• _Given instruction_: Extract every line of the material that holds the string "JSON".

[Items from a figure collection]
— BEGIN —

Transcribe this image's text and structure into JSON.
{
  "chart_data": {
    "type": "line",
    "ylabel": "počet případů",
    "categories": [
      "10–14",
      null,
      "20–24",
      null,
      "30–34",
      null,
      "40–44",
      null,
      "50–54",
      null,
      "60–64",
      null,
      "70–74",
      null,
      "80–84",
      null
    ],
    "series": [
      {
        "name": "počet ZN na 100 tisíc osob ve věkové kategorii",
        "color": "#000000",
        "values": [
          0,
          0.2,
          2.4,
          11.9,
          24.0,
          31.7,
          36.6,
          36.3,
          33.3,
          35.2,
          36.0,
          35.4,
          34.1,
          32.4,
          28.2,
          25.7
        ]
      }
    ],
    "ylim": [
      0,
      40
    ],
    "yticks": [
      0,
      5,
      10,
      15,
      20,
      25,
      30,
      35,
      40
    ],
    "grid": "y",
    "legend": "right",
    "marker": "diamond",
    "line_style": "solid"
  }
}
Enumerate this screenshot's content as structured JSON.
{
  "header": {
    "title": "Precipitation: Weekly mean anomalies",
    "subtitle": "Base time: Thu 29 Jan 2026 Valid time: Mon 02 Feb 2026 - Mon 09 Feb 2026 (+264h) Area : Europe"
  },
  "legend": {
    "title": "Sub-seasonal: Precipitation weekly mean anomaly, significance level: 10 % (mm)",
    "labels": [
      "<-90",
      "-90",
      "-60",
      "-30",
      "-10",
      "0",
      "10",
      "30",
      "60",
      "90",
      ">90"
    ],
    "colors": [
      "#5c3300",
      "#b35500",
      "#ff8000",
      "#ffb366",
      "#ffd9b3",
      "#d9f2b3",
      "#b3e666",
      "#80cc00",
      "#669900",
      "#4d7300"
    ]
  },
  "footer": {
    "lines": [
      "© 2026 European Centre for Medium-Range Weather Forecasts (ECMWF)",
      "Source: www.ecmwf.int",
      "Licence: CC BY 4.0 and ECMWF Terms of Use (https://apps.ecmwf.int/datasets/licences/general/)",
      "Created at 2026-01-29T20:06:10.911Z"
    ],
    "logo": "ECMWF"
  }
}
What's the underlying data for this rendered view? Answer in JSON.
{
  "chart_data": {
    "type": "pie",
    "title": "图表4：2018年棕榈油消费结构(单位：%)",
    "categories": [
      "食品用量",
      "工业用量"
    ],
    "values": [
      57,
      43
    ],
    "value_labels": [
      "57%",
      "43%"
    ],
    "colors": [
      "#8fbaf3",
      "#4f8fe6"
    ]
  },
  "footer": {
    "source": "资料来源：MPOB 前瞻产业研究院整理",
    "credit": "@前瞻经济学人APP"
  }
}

— END —

• _Task result_:
Transcribe this image's text and structure into JSON.
Enumerate this screenshot's content as structured JSON.
What's the underlying data for this rendered view? Answer in JSON.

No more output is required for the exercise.